> _Data records_
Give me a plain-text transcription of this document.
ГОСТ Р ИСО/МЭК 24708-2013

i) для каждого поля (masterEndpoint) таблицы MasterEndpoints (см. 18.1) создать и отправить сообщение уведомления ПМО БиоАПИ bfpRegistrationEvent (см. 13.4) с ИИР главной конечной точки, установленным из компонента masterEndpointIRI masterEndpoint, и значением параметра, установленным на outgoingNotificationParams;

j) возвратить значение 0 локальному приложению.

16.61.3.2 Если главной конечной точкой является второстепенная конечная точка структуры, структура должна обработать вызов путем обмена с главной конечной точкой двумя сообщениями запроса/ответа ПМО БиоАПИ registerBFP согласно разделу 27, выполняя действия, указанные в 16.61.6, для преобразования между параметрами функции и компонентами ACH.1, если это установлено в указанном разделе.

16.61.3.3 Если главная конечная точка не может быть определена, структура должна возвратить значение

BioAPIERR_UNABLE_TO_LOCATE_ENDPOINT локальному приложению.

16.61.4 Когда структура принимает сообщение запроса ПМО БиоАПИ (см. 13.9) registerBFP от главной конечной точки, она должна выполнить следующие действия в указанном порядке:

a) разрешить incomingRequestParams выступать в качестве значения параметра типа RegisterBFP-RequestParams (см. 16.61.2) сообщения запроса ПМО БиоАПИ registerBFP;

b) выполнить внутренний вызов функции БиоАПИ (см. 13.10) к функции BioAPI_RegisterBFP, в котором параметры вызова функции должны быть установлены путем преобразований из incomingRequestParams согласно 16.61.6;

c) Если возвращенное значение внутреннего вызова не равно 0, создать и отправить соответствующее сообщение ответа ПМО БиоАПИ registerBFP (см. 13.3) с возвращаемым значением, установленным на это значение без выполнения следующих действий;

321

> _Goal_
Print the entries exactly. Include every one.

> _Result_
Give me a plain-text transcription of this document.
ГОСТ Р ИСО/МЭК 24708-2013

i) для каждого поля (masterEndpoint) таблицы MasterEndpoints (см. 18.1) создать и отправить сообщение уведомления ПМО БиоАПИ bfpRegistrationEvent (см. 13.4) с ИИР главной конечной точки, установленным из компонента masterEndpointIRI masterEndpoint, и значением параметра, установленным на outgoingNotificationParams;

j) возвратить значение 0 локальному приложению.

16.61.3.2 Если главной конечной точкой является второстепенная конечная точка структуры, структура должна обработать вызов путем обмена с главной конечной точкой двумя сообщениями запроса/ответа ПМО БиоАПИ registerBFP согласно разделу 27, выполняя действия, указанные в 16.61.6, для преобразования между параметрами функции и компонентами ACH.1, если это установлено в указанном разделе.

16.61.3.3 Если главная конечная точка не может быть определена, структура должна возвратить значение

BioAPIERR_UNABLE_TO_LOCATE_ENDPOINT локальному приложению.

16.61.4 Когда структура принимает сообщение запроса ПМО БиоАПИ (см. 13.9) registerBFP от главной конечной точки, она должна выполнить следующие действия в указанном порядке:

a) разрешить incomingRequestParams выступать в качестве значения параметра типа RegisterBFP-RequestParams (см. 16.61.2) сообщения запроса ПМО БиоАПИ registerBFP;

b) выполнить внутренний вызов функции БиоАПИ (см. 13.10) к функции BioAPI_RegisterBFP, в котором параметры вызова функции должны быть установлены путем преобразований из incomingRequestParams согласно 16.61.6;

c) Если возвращенное значение внутреннего вызова не равно 0, создать и отправить соответствующее сообщение ответа ПМО БиоАПИ registerBFP (см. 13.3) с возвращаемым значением, установленным на это значение без выполнения следующих действий;

321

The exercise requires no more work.